● **Exercise details**: Extract from the listing each line in which the word "Convert" appears.

● **Excerpts from a figure dataset**:
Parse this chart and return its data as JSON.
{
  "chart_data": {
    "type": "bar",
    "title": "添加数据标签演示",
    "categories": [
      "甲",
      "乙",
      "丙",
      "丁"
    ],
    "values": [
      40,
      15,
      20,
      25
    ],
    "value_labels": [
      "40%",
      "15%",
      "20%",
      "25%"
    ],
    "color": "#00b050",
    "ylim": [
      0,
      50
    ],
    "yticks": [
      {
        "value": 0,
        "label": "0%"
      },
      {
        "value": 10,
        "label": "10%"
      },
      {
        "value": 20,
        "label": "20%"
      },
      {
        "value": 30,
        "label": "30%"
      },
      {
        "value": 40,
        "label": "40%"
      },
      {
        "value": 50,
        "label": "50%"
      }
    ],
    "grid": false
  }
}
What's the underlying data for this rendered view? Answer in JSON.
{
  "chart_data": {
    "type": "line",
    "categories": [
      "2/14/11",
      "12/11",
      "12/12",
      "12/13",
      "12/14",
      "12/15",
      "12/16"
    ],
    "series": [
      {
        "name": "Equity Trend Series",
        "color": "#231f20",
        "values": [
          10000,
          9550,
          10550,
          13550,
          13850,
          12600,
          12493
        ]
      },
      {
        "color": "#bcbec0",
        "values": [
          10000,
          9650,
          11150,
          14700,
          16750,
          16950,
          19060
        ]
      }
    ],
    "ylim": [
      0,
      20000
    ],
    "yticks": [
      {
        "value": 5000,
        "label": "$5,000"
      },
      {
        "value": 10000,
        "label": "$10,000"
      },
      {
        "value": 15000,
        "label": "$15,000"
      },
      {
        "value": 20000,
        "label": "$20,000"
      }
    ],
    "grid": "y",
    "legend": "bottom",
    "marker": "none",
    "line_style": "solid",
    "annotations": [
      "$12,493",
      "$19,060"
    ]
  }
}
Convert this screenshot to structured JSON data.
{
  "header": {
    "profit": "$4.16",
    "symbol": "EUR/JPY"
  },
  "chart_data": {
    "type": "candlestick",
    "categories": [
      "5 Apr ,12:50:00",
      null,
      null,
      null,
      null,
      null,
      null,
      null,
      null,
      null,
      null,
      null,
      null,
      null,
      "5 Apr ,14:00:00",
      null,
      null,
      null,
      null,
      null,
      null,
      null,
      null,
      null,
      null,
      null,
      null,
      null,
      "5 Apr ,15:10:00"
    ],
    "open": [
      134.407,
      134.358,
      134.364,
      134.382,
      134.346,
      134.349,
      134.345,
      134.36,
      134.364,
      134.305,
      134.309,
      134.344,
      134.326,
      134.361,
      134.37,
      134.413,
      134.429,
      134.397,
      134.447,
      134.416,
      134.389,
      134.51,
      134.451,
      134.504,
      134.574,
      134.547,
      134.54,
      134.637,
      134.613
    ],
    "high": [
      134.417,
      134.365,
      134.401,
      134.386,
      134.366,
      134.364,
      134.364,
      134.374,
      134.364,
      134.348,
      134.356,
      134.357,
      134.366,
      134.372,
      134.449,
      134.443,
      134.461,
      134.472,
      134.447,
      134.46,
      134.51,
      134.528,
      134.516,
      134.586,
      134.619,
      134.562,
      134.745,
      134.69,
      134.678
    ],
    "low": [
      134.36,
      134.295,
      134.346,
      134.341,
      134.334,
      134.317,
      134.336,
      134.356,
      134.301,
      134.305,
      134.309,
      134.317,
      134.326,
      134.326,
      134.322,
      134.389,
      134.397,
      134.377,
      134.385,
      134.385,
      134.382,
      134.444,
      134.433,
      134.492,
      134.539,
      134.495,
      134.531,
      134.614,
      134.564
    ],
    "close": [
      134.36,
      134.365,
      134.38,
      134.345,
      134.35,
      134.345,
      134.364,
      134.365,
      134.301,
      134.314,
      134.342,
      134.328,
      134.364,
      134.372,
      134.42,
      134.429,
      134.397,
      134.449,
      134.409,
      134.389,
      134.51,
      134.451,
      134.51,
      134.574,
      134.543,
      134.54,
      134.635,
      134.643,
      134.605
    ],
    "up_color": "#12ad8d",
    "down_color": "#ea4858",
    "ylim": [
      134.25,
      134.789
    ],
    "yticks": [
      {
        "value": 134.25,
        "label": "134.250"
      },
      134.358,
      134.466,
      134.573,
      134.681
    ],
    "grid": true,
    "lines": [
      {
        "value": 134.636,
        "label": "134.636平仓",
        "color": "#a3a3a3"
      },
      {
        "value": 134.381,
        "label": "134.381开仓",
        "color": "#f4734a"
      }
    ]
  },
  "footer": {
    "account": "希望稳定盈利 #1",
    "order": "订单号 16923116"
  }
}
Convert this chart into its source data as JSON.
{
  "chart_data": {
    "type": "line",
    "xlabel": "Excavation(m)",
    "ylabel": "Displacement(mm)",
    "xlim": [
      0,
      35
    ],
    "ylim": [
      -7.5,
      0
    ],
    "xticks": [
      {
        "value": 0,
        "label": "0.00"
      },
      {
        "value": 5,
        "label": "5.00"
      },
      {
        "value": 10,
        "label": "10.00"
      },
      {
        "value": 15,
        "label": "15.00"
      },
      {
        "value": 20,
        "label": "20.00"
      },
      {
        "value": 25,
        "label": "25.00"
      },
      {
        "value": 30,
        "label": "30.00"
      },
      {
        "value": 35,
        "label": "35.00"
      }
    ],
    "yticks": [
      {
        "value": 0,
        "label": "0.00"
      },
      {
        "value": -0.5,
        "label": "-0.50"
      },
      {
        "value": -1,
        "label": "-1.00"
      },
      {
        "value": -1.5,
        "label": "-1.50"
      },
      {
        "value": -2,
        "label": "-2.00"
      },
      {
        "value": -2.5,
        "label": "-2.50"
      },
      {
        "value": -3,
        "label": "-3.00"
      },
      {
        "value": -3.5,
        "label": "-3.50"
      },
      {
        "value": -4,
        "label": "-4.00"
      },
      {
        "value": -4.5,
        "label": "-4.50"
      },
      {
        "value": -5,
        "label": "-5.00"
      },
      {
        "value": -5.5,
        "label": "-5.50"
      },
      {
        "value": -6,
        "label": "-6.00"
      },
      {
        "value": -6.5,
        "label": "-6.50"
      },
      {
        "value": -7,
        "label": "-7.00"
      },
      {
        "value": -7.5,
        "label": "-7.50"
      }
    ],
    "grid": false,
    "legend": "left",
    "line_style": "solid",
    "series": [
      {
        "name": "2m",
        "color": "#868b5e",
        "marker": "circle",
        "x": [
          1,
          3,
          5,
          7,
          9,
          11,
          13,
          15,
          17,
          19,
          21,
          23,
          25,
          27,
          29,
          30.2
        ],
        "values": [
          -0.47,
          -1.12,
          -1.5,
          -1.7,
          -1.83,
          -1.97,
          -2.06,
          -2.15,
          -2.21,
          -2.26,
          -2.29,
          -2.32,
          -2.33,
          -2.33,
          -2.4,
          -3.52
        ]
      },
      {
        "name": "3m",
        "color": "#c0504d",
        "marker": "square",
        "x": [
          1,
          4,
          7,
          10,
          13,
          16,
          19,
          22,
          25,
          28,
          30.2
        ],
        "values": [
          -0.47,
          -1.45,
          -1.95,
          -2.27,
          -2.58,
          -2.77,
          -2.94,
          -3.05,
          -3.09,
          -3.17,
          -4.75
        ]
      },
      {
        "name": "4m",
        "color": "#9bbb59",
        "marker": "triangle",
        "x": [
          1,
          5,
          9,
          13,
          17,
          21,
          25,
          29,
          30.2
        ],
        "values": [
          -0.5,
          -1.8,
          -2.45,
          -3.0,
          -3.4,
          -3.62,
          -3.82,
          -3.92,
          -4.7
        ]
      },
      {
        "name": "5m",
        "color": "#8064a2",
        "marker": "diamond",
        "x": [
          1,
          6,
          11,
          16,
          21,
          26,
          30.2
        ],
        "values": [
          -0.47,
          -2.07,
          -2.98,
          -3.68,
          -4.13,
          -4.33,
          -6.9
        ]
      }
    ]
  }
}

● **Response to the task**:
Convert this screenshot to structured JSON data.
Convert this chart into its source data as JSON.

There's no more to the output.